**Goal**.
Write out the material again exactly, please, and omit the pictures.

[Collected data]
--*--

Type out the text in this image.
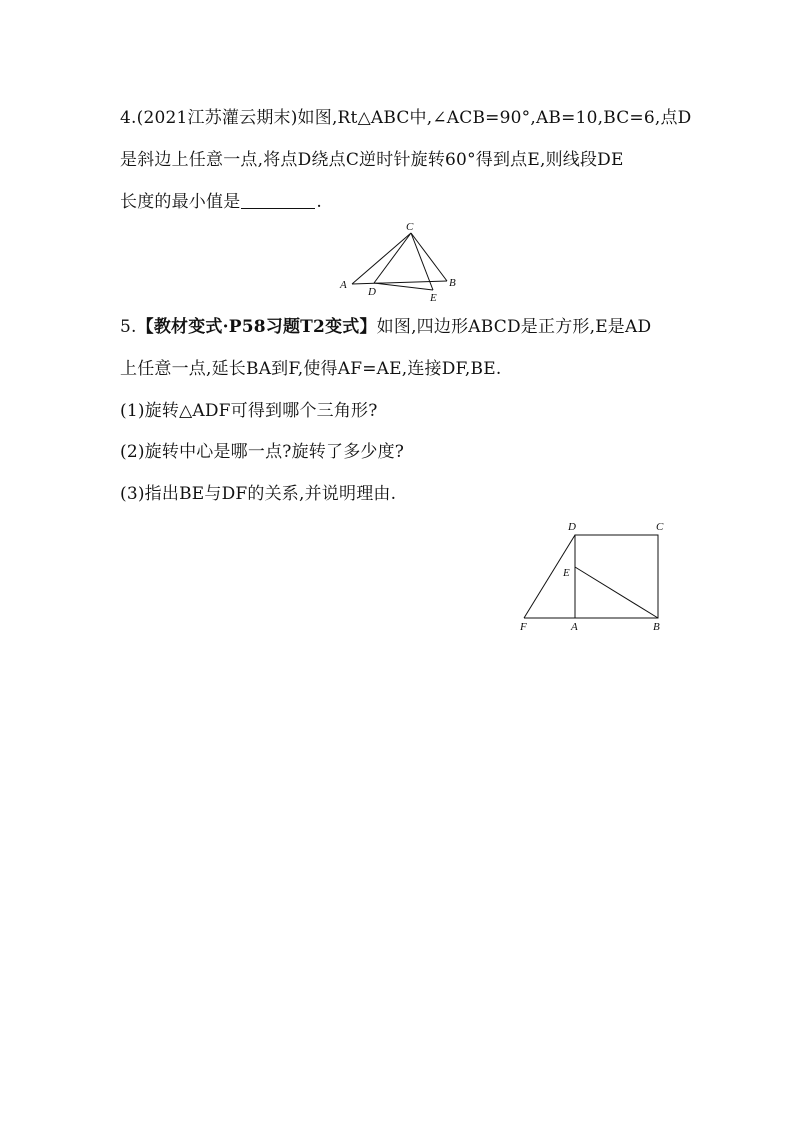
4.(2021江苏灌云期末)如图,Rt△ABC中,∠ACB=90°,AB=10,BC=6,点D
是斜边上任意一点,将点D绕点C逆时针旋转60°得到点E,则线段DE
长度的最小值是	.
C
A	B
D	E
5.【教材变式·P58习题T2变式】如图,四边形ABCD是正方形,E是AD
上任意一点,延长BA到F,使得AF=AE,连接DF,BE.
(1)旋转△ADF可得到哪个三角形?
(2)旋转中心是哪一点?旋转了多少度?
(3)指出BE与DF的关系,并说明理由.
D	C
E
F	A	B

--*--

**Solution to this problem**.
Type out the text in this image.
4.(2021江苏灌云期末)如图,Rt△ABC中,∠ACB=90°,AB=10,BC=6,点D
是斜边上任意一点,将点D绕点C逆时针旋转60°得到点E,则线段DE
长度的最小值是	.
C
A	B
D	E
5.【教材变式·P58习题T2变式】如图,四边形ABCD是正方形,E是AD
上任意一点,延长BA到F,使得AF=AE,连接DF,BE.
(1)旋转△ADF可得到哪个三角形?
(2)旋转中心是哪一点?旋转了多少度?
(3)指出BE与DF的关系,并说明理由.
D	C
E
F	A	B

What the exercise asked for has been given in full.